## Task to complete
Wherever the string "Армии" appears in a line, extract that line.

** Begin Supplied data **

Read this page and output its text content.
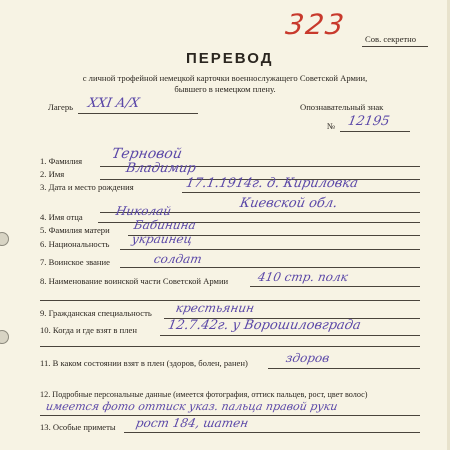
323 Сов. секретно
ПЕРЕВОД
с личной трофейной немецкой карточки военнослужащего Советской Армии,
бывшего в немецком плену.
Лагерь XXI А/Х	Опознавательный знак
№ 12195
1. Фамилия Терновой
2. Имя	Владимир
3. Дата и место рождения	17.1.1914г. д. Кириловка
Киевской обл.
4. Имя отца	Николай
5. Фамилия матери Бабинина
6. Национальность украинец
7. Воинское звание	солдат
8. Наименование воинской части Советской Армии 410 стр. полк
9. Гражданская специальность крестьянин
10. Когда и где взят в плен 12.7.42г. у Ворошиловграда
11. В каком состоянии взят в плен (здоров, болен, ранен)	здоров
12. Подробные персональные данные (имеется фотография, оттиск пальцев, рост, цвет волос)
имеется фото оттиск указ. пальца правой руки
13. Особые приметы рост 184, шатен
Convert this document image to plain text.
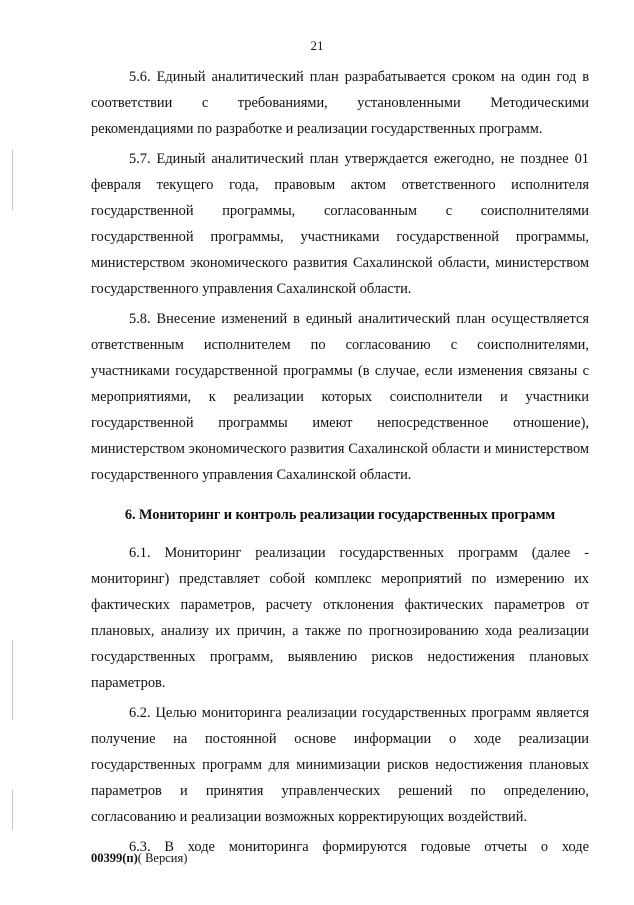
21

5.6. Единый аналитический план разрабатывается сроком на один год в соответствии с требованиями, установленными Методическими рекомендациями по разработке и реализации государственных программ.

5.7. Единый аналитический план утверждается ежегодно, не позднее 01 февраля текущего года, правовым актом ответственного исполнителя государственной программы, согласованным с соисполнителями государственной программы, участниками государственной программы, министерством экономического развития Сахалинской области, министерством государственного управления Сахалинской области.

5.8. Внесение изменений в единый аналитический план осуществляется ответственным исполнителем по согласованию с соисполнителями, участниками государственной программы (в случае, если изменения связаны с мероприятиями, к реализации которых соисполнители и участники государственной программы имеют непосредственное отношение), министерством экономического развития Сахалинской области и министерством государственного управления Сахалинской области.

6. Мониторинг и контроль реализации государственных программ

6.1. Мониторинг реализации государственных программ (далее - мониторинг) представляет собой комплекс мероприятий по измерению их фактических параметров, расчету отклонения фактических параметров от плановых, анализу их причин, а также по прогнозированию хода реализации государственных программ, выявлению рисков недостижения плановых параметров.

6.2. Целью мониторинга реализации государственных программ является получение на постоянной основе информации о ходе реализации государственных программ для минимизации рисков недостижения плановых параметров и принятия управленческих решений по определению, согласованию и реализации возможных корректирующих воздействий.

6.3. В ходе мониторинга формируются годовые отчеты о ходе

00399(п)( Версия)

** End Supplied data **

## Response to this exercise
с личной трофейной немецкой карточки военнослужащего Советской Армии,
8. Наименование воинской части Советской Армии 410 стр. полк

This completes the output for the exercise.